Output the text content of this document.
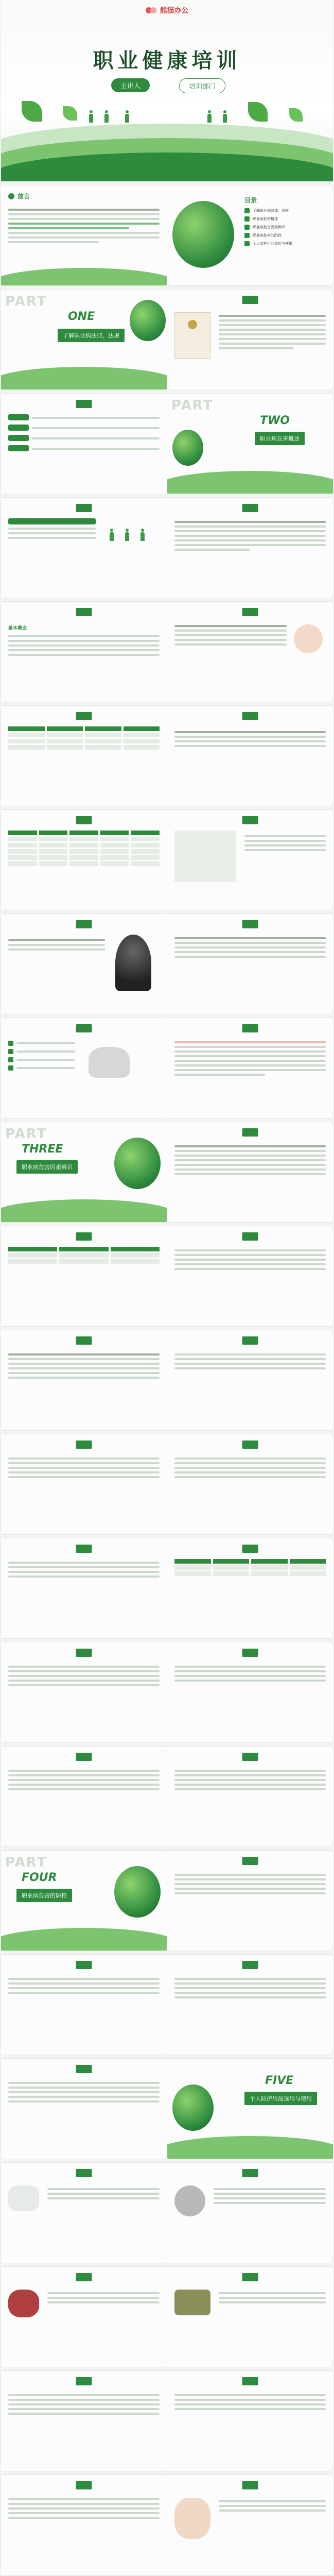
熊猫办公
职业健康培训
主讲人	培训部门
前言
目录
了解职业病法律、法规
职业病危害概述
职业病危害因素辨识
职业病危害的防控
个人防护用品选用与使用
PART
ONE
了解职业病法律、法规

PART
TWO
职业病危害概述

基本概念

PART
THREE
职业病危害因素辨识

PART
FOUR
职业病危害的防控

FIVE
个人防护用品选用与使用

....................

Output all of the records exactly as they appear above, but not the pictures.

_THE RESULT_.
Output the text content of this document.
熊猫办公
职业健康培训
主讲人	培训部门
前言
目录
了解职业病法律、法规
职业病危害概述
职业病危害因素辨识
职业病危害的防控
个人防护用品选用与使用
PART
ONE
了解职业病法律、法规

PART
TWO
职业病危害概述

基本概念

PART
THREE
职业病危害因素辨识

PART
FOUR
职业病危害的防控

FIVE
个人防护用品选用与使用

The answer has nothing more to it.